• [Material shown]:
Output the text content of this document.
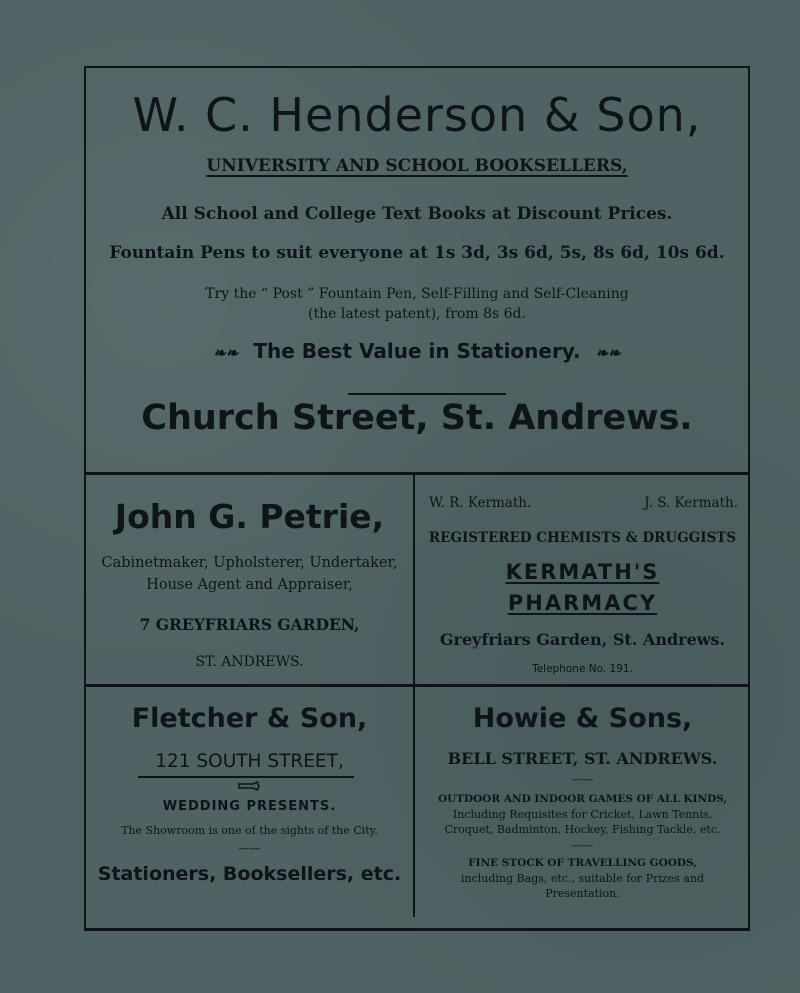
W. C. Henderson & Son,
UNIVERSITY AND SCHOOL BOOKSELLERS,
All School and College Text Books at Discount Prices.
Fountain Pens to suit everyone at 1s 3d, 3s 6d, 5s, 8s 6d, 10s 6d.
Try the “ Post ” Fountain Pen, Self-Filling and Self-Cleaning
(the latest patent), from 8s 6d.
❧❧ The Best Value in Stationery. ❧❧
Church Street, St. Andrews.
John G. Petrie,
Cabinetmaker, Upholsterer, Undertaker,
House Agent and Appraiser,
7 GREYFRIARS GARDEN,
ST. ANDREWS.
W. R. Kermath.	J. S. Kermath.
REGISTERED CHEMISTS & DRUGGISTS
KERMATH'S
PHARMACY
Greyfriars Garden, St. Andrews.
Telephone No. 191.
Fletcher & Son,
121 SOUTH STREET,
WEDDING PRESENTS.
The Showroom is one of the sights of the City.
——
Stationers, Booksellers, etc.
Howie & Sons,
BELL STREET, ST. ANDREWS.
——
OUTDOOR AND INDOOR GAMES OF ALL KINDS,
Including Requisites for Cricket, Lawn Tennis,
Croquet, Badminton, Hockey, Fishing Tackle, etc.
——
FINE STOCK OF TRAVELLING GOODS,
including Bags, etc., suitable for Prizes and
Presentation.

• [Directive]: Search the records above for the string "Fountain". Copy every line that contains it.

• [Solution below]:
Fountain Pens to suit everyone at 1s 3d, 3s 6d, 5s, 8s 6d, 10s 6d.
Try the “ Post ” Fountain Pen, Self-Filling and Self-Cleaning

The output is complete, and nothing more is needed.